START
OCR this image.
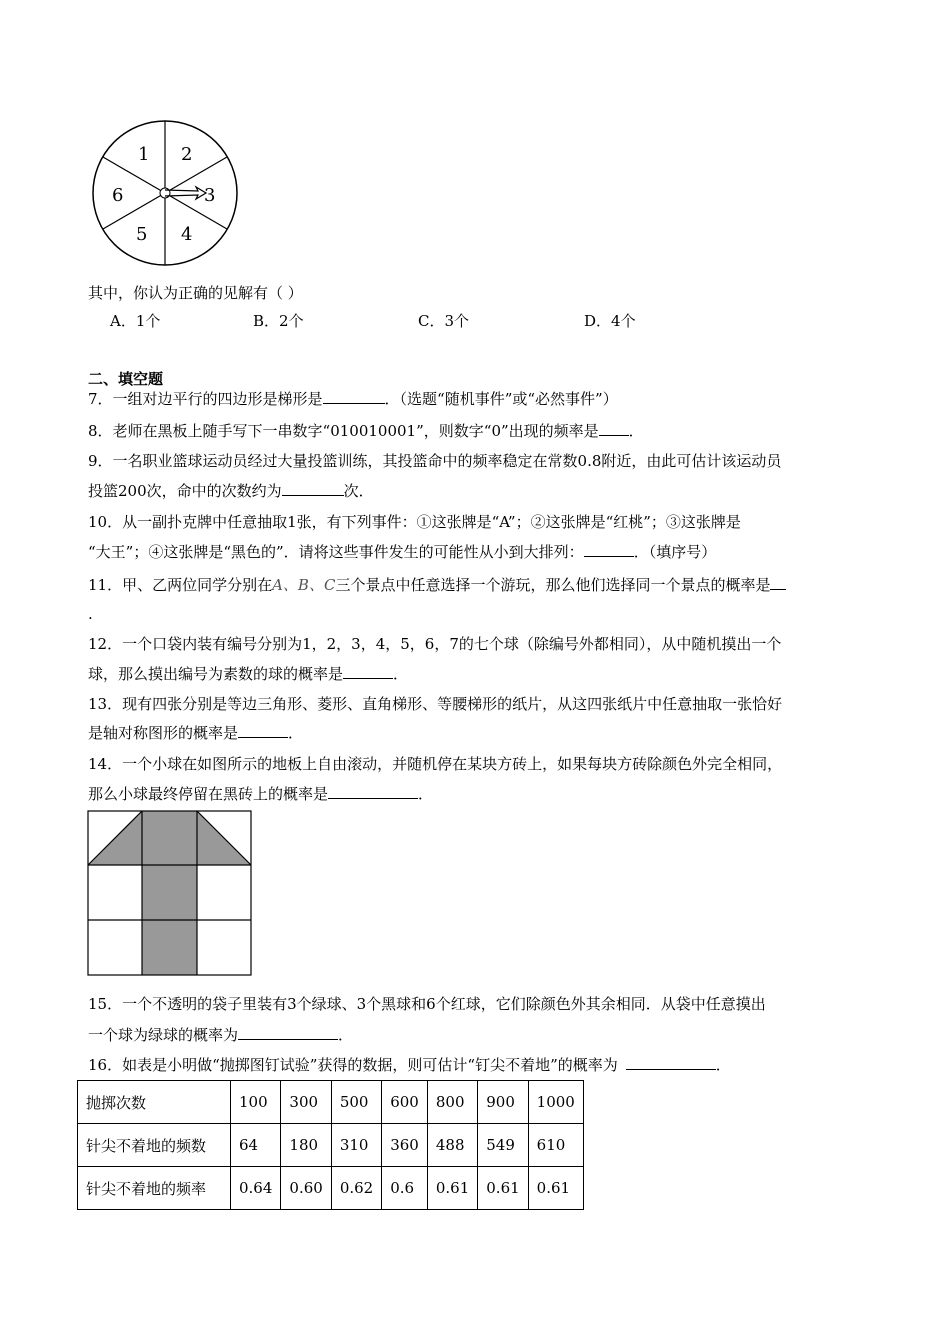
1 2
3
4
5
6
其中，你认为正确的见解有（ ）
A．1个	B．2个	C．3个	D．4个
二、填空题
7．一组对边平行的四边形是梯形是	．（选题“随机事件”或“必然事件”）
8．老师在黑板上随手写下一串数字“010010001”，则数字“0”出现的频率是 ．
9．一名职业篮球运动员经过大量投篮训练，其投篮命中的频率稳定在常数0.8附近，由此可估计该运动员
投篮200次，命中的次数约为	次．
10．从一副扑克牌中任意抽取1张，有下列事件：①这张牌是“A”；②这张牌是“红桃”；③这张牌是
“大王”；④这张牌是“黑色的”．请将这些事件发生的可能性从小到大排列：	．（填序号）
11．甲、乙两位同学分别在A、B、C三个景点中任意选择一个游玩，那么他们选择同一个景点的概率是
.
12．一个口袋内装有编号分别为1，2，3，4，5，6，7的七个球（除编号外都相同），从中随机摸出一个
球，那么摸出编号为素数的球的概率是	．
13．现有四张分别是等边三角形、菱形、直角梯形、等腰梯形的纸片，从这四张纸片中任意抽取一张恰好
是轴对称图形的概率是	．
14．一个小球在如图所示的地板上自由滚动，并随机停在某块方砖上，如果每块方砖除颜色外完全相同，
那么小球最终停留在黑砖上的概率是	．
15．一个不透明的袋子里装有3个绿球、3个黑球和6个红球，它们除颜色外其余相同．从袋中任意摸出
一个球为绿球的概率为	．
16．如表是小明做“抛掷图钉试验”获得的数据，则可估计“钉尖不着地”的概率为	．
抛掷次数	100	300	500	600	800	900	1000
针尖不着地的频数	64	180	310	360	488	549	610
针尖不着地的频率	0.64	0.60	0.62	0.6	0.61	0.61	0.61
END
- _AIM_: Keep the pictures out and write out the records exactly.

- _TASK RESPONSE_:
OCR this image.
1 2
3
4
5
6
其中，你认为正确的见解有（ ）
A．1个	B．2个	C．3个	D．4个
二、填空题
7．一组对边平行的四边形是梯形是	．（选题“随机事件”或“必然事件”）
8．老师在黑板上随手写下一串数字“010010001”，则数字“0”出现的频率是 ．
9．一名职业篮球运动员经过大量投篮训练，其投篮命中的频率稳定在常数0.8附近，由此可估计该运动员
投篮200次，命中的次数约为	次．
10．从一副扑克牌中任意抽取1张，有下列事件：①这张牌是“A”；②这张牌是“红桃”；③这张牌是
“大王”；④这张牌是“黑色的”．请将这些事件发生的可能性从小到大排列：	．（填序号）
11．甲、乙两位同学分别在A、B、C三个景点中任意选择一个游玩，那么他们选择同一个景点的概率是
.
12．一个口袋内装有编号分别为1，2，3，4，5，6，7的七个球（除编号外都相同），从中随机摸出一个
球，那么摸出编号为素数的球的概率是	．
13．现有四张分别是等边三角形、菱形、直角梯形、等腰梯形的纸片，从这四张纸片中任意抽取一张恰好
是轴对称图形的概率是	．
14．一个小球在如图所示的地板上自由滚动，并随机停在某块方砖上，如果每块方砖除颜色外完全相同，
那么小球最终停留在黑砖上的概率是	．
15．一个不透明的袋子里装有3个绿球、3个黑球和6个红球，它们除颜色外其余相同．从袋中任意摸出
一个球为绿球的概率为	．
16．如表是小明做“抛掷图钉试验”获得的数据，则可估计“钉尖不着地”的概率为	．
抛掷次数	100	300	500	600	800	900	1000
针尖不着地的频数	64	180	310	360	488	549	610
针尖不着地的频率	0.64	0.60	0.62	0.6	0.61	0.61	0.61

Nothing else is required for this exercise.